* start SOURCE DATA *

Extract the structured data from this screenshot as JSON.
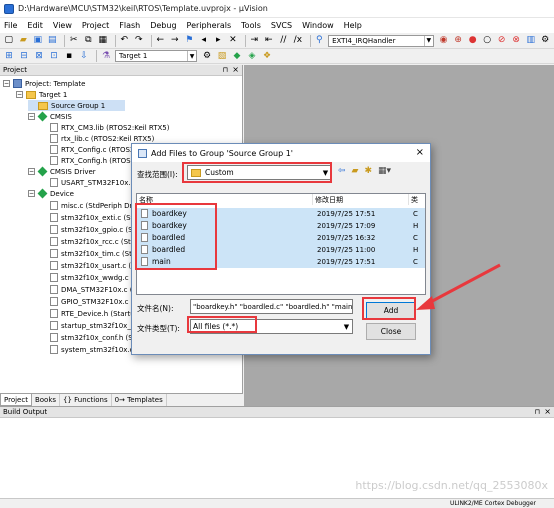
{
  "window": {
    "title": "D:\\Hardware\\MCU\\STM32\\keil\\RTOS\\Template.uvprojx - µVision"
  },
  "menu": [
    "File",
    "Edit",
    "View",
    "Project",
    "Flash",
    "Debug",
    "Peripherals",
    "Tools",
    "SVCS",
    "Window",
    "Help"
  ],
  "toolbar": {
    "function_combo": "EXTI4_IRQHandler",
    "target_combo": "Target 1"
  },
  "project_panel": {
    "title": "Project",
    "tree": {
      "root": "Project: Template",
      "target": "Target 1",
      "group": "Source Group 1",
      "cmsis": "CMSIS",
      "cmsis_items": [
        "RTX_CM3.lib (RTOS2:Keil RTX5)",
        "rtx_lib.c (RTOS2:Keil RTX5)",
        "RTX_Config.c (RTOS2",
        "RTX_Config.h (RTOS2"
      ],
      "cmsis_driver": "CMSIS Driver",
      "cmsis_driver_items": [
        "USART_STM32F10x.c"
      ],
      "device": "Device",
      "device_items": [
        "misc.c (StdPeriph Dri",
        "stm32f10x_exti.c (Std",
        "stm32f10x_gpio.c (St",
        "stm32f10x_rcc.c (StdP",
        "stm32f10x_tim.c (Std",
        "stm32f10x_usart.c (St",
        "stm32f10x_wwdg.c (S",
        "DMA_STM32F10x.c (S",
        "GPIO_STM32F10x.c (S",
        "RTE_Device.h (Startup",
        "startup_stm32f10x_m",
        "stm32f10x_conf.h (St",
        "system_stm32f10x.c ("
      ]
    },
    "tabs": [
      "Project",
      "Books",
      "{} Functions",
      "0→ Templates"
    ]
  },
  "build_output": {
    "title": "Build Output"
  },
  "status_bar": {
    "debugger": "ULINK2/ME Cortex Debugger",
    "watermark": "https://blog.csdn.net/qq_2553080x"
  },
  "dialog": {
    "title": "Add Files to Group 'Source Group 1'",
    "lookin_label": "查找范围(I):",
    "lookin_value": "Custom",
    "columns": {
      "name": "名称",
      "date": "修改日期",
      "type": "类"
    },
    "files": [
      {
        "name": "boardkey",
        "date": "2019/7/25 17:51",
        "type": "C"
      },
      {
        "name": "boardkey",
        "date": "2019/7/25 17:09",
        "type": "H"
      },
      {
        "name": "boardled",
        "date": "2019/7/25 16:32",
        "type": "C"
      },
      {
        "name": "boardled",
        "date": "2019/7/25 11:00",
        "type": "H"
      },
      {
        "name": "main",
        "date": "2019/7/25 17:51",
        "type": "C"
      }
    ],
    "filename_label": "文件名(N):",
    "filename_value": "\"boardkey.h\" \"boardled.c\" \"boardled.h\" \"main.c",
    "filetype_label": "文件类型(T):",
    "filetype_value": "All files (*.*)",
    "add_label": "Add",
    "close_label": "Close"
  },
  "colors": {
    "annotation_red": "#e8383d",
    "selection_blue": "#cce4f7",
    "editor_gray": "#a8a8a8"
  }
}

* end SOURCE DATA *

=== EXERCISE DIRECTIONS ===
Print out the whole of the material word for word, without pictures.

=== ANSWER TO THIS EXERCISE ===
Extract the structured data from this screenshot as JSON.
{
  "window": {
    "title": "D:\\Hardware\\MCU\\STM32\\keil\\RTOS\\Template.uvprojx - µVision"
  },
  "menu": [
    "File",
    "Edit",
    "View",
    "Project",
    "Flash",
    "Debug",
    "Peripherals",
    "Tools",
    "SVCS",
    "Window",
    "Help"
  ],
  "toolbar": {
    "function_combo": "EXTI4_IRQHandler",
    "target_combo": "Target 1"
  },
  "project_panel": {
    "title": "Project",
    "tree": {
      "root": "Project: Template",
      "target": "Target 1",
      "group": "Source Group 1",
      "cmsis": "CMSIS",
      "cmsis_items": [
        "RTX_CM3.lib (RTOS2:Keil RTX5)",
        "rtx_lib.c (RTOS2:Keil RTX5)",
        "RTX_Config.c (RTOS2",
        "RTX_Config.h (RTOS2"
      ],
      "cmsis_driver": "CMSIS Driver",
      "cmsis_driver_items": [
        "USART_STM32F10x.c"
      ],
      "device": "Device",
      "device_items": [
        "misc.c (StdPeriph Dri",
        "stm32f10x_exti.c (Std",
        "stm32f10x_gpio.c (St",
        "stm32f10x_rcc.c (StdP",
        "stm32f10x_tim.c (Std",
        "stm32f10x_usart.c (St",
        "stm32f10x_wwdg.c (S",
        "DMA_STM32F10x.c (S",
        "GPIO_STM32F10x.c (S",
        "RTE_Device.h (Startup",
        "startup_stm32f10x_m",
        "stm32f10x_conf.h (St",
        "system_stm32f10x.c ("
      ]
    },
    "tabs": [
      "Project",
      "Books",
      "{} Functions",
      "0→ Templates"
    ]
  },
  "build_output": {
    "title": "Build Output"
  },
  "status_bar": {
    "debugger": "ULINK2/ME Cortex Debugger",
    "watermark": "https://blog.csdn.net/qq_2553080x"
  },
  "dialog": {
    "title": "Add Files to Group 'Source Group 1'",
    "lookin_label": "查找范围(I):",
    "lookin_value": "Custom",
    "columns": {
      "name": "名称",
      "date": "修改日期",
      "type": "类"
    },
    "files": [
      {
        "name": "boardkey",
        "date": "2019/7/25 17:51",
        "type": "C"
      },
      {
        "name": "boardkey",
        "date": "2019/7/25 17:09",
        "type": "H"
      },
      {
        "name": "boardled",
        "date": "2019/7/25 16:32",
        "type": "C"
      },
      {
        "name": "boardled",
        "date": "2019/7/25 11:00",
        "type": "H"
      },
      {
        "name": "main",
        "date": "2019/7/25 17:51",
        "type": "C"
      }
    ],
    "filename_label": "文件名(N):",
    "filename_value": "\"boardkey.h\" \"boardled.c\" \"boardled.h\" \"main.c",
    "filetype_label": "文件类型(T):",
    "filetype_value": "All files (*.*)",
    "add_label": "Add",
    "close_label": "Close"
  },
  "colors": {
    "annotation_red": "#e8383d",
    "selection_blue": "#cce4f7",
    "editor_gray": "#a8a8a8"
  }
}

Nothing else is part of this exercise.